## AIM OF THE EXERCISE
Make an exact copy of all the entries below, with the pictures left out.

## STORED DATA
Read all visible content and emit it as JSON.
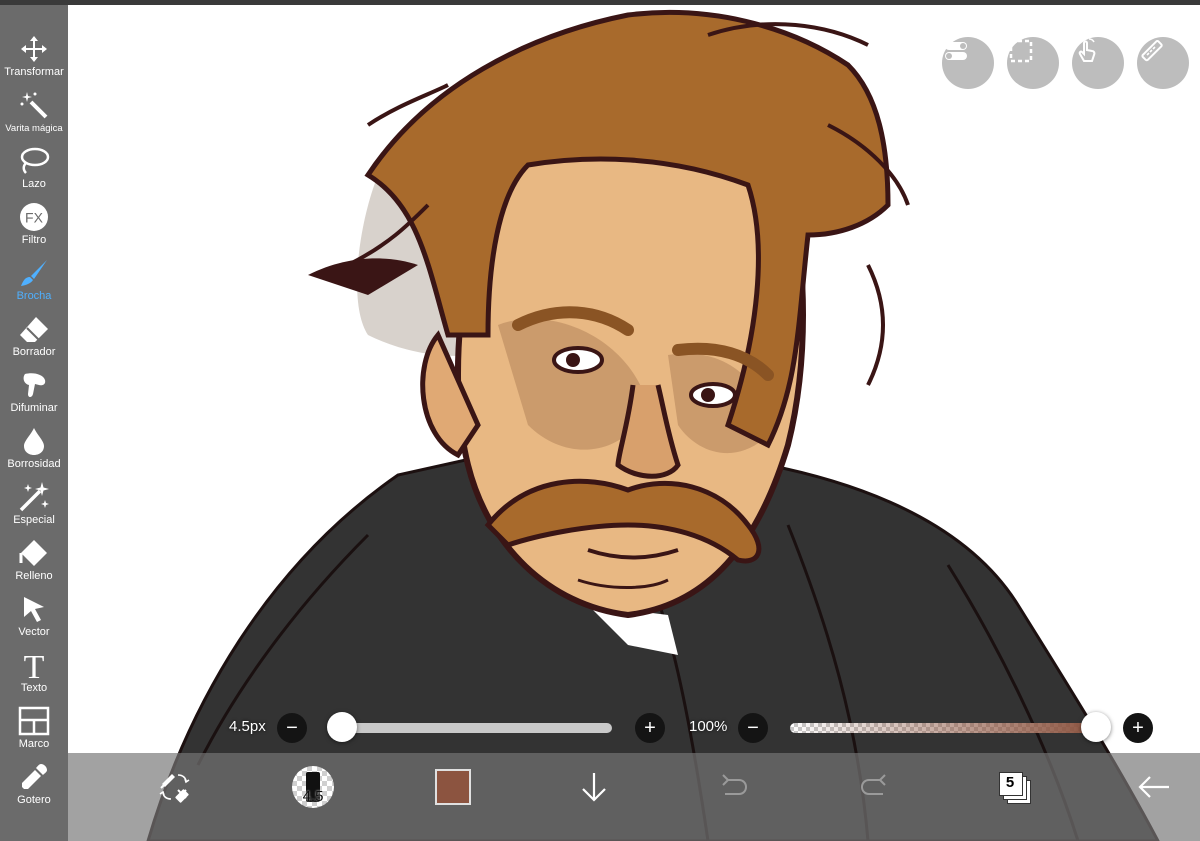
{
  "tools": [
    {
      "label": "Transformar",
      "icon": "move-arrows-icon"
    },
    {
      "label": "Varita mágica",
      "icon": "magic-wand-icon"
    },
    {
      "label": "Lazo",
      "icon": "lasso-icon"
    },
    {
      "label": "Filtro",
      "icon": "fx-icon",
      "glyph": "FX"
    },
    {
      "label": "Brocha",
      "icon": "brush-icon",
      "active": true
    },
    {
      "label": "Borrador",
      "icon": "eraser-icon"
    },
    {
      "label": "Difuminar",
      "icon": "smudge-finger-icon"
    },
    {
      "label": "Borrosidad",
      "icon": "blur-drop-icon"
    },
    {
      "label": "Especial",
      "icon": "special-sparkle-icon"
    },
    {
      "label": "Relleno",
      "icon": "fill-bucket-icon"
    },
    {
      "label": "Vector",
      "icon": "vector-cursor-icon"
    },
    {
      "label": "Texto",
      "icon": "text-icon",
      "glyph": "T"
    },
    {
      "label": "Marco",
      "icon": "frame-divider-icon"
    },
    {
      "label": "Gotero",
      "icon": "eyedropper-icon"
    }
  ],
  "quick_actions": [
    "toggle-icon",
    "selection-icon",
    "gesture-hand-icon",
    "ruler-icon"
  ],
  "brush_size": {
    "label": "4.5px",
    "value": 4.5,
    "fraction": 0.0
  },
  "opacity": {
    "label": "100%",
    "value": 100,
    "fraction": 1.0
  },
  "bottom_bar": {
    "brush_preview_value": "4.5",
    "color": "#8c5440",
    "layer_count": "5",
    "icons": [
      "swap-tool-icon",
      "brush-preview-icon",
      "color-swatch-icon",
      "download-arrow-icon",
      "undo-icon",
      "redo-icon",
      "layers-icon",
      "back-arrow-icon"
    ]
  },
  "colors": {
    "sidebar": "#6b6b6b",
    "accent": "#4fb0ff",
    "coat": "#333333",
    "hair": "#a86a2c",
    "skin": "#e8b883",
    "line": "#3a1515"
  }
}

## RESPONSE TO THE TASK
Read all visible content and emit it as JSON.
{
  "tools": [
    {
      "label": "Transformar",
      "icon": "move-arrows-icon"
    },
    {
      "label": "Varita mágica",
      "icon": "magic-wand-icon"
    },
    {
      "label": "Lazo",
      "icon": "lasso-icon"
    },
    {
      "label": "Filtro",
      "icon": "fx-icon",
      "glyph": "FX"
    },
    {
      "label": "Brocha",
      "icon": "brush-icon",
      "active": true
    },
    {
      "label": "Borrador",
      "icon": "eraser-icon"
    },
    {
      "label": "Difuminar",
      "icon": "smudge-finger-icon"
    },
    {
      "label": "Borrosidad",
      "icon": "blur-drop-icon"
    },
    {
      "label": "Especial",
      "icon": "special-sparkle-icon"
    },
    {
      "label": "Relleno",
      "icon": "fill-bucket-icon"
    },
    {
      "label": "Vector",
      "icon": "vector-cursor-icon"
    },
    {
      "label": "Texto",
      "icon": "text-icon",
      "glyph": "T"
    },
    {
      "label": "Marco",
      "icon": "frame-divider-icon"
    },
    {
      "label": "Gotero",
      "icon": "eyedropper-icon"
    }
  ],
  "quick_actions": [
    "toggle-icon",
    "selection-icon",
    "gesture-hand-icon",
    "ruler-icon"
  ],
  "brush_size": {
    "label": "4.5px",
    "value": 4.5,
    "fraction": 0.0
  },
  "opacity": {
    "label": "100%",
    "value": 100,
    "fraction": 1.0
  },
  "bottom_bar": {
    "brush_preview_value": "4.5",
    "color": "#8c5440",
    "layer_count": "5",
    "icons": [
      "swap-tool-icon",
      "brush-preview-icon",
      "color-swatch-icon",
      "download-arrow-icon",
      "undo-icon",
      "redo-icon",
      "layers-icon",
      "back-arrow-icon"
    ]
  },
  "colors": {
    "sidebar": "#6b6b6b",
    "accent": "#4fb0ff",
    "coat": "#333333",
    "hair": "#a86a2c",
    "skin": "#e8b883",
    "line": "#3a1515"
  }
}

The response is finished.